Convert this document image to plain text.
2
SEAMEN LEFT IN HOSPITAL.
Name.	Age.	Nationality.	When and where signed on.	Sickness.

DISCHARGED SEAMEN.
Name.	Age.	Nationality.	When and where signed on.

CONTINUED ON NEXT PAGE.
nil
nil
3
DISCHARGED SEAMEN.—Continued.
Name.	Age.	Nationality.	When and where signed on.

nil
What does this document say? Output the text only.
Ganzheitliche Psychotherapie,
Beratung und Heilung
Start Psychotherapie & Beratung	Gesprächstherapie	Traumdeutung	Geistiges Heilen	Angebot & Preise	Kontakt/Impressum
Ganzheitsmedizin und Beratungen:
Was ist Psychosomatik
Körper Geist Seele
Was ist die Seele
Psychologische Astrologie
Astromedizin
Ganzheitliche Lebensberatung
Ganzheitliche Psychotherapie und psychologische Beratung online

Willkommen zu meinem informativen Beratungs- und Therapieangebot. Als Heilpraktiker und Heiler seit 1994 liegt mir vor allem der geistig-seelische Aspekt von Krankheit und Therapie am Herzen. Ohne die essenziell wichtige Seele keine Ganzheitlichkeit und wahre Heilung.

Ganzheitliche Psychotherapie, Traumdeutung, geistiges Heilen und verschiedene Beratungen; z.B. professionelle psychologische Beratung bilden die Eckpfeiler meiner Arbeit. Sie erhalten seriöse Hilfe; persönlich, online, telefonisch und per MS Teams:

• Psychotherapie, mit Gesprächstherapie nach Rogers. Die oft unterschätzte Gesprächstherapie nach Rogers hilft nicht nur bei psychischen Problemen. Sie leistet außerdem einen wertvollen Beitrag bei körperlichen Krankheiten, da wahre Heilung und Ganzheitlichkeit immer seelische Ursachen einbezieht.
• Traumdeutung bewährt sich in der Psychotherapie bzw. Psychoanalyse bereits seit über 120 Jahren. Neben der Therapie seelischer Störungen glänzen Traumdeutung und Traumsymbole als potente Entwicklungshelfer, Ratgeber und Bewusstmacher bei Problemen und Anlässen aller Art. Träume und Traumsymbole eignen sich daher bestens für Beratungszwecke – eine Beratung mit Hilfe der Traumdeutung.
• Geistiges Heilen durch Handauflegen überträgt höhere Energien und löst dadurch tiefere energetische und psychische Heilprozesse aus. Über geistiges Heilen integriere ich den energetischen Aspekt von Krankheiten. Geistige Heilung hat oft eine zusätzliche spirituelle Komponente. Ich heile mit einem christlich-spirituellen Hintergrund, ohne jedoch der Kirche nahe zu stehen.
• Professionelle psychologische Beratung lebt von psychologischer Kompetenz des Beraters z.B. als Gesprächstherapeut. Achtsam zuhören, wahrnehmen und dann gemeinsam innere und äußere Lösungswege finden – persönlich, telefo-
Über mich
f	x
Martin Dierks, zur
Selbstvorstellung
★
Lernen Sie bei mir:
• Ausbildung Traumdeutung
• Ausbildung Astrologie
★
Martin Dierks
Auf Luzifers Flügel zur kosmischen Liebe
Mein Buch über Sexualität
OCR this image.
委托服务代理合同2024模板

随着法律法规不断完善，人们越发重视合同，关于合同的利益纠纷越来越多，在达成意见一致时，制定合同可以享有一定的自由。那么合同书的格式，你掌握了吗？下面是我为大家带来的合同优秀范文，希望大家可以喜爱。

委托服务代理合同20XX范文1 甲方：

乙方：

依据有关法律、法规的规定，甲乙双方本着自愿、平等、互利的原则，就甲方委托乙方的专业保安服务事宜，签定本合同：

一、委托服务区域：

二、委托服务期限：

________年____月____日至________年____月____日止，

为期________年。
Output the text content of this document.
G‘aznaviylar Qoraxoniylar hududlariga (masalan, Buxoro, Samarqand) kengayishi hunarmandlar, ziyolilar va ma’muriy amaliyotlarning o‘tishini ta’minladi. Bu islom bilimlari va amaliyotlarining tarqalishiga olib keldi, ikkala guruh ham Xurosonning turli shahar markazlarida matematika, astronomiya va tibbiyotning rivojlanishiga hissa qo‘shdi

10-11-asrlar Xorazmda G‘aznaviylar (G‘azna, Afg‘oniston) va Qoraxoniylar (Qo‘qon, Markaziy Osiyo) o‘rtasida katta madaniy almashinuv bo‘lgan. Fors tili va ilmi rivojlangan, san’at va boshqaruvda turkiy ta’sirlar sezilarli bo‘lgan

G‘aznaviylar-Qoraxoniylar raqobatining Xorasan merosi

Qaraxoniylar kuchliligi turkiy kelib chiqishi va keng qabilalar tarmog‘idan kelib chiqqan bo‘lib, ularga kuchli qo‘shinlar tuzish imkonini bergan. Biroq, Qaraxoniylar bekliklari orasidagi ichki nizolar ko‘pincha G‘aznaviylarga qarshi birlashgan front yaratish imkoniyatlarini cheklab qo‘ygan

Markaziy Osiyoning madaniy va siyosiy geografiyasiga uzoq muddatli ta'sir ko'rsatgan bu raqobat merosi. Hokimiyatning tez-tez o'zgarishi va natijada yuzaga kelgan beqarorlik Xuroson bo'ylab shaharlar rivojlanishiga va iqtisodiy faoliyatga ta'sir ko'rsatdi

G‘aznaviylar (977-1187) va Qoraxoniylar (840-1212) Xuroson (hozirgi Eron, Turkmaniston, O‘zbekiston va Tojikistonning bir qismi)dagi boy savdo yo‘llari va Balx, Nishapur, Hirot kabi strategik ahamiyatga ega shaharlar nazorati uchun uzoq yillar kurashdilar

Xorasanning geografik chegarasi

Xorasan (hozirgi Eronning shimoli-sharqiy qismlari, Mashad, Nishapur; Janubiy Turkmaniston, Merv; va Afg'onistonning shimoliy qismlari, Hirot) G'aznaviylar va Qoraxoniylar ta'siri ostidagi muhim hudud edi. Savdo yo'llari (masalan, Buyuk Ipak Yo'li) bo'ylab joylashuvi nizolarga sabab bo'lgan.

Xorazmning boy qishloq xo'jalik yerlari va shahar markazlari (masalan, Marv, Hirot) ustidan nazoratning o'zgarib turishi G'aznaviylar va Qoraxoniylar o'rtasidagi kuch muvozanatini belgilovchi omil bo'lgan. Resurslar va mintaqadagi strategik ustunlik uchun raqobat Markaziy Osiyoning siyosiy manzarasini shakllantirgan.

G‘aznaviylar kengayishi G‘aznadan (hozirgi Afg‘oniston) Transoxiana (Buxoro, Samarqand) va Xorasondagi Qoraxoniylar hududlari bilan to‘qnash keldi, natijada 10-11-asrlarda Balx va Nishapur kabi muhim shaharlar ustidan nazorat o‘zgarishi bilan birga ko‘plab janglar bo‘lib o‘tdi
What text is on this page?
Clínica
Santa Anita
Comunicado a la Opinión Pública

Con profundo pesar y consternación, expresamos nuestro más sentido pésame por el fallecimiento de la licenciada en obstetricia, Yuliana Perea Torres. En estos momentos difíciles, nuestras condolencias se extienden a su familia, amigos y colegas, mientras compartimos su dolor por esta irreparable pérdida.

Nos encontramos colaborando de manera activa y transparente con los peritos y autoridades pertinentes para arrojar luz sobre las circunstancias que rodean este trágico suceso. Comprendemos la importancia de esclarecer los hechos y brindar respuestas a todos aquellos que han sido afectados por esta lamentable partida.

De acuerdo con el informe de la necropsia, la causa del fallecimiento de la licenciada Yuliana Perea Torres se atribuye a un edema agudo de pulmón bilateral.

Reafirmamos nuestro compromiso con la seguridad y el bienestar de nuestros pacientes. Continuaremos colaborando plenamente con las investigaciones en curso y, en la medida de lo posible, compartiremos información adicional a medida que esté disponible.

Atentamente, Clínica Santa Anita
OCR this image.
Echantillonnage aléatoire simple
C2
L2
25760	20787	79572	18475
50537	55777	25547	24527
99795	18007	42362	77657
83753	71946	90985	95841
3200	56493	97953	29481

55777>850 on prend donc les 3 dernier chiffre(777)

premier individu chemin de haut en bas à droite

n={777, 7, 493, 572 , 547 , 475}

| GOAL |
Find the word "wahre" in the data and show each line that holds it.

| THE RESPONSE |
Willkommen zu meinem informativen Beratungs- und Therapieangebot. Als Heilpraktiker und Heiler seit 1994 liegt mir vor allem der geistig-seelische Aspekt von Krankheit und Therapie am Herzen. Ohne die essenziell wichtige Seele keine Ganzheitlichkeit und wahre Heilung.
• Psychotherapie, mit Gesprächstherapie nach Rogers. Die oft unterschätzte Gesprächstherapie nach Rogers hilft nicht nur bei psychischen Problemen. Sie leistet außerdem einen wertvollen Beitrag bei körperlichen Krankheiten, da wahre Heilung und Ganzheitlichkeit immer seelische Ursachen einbezieht.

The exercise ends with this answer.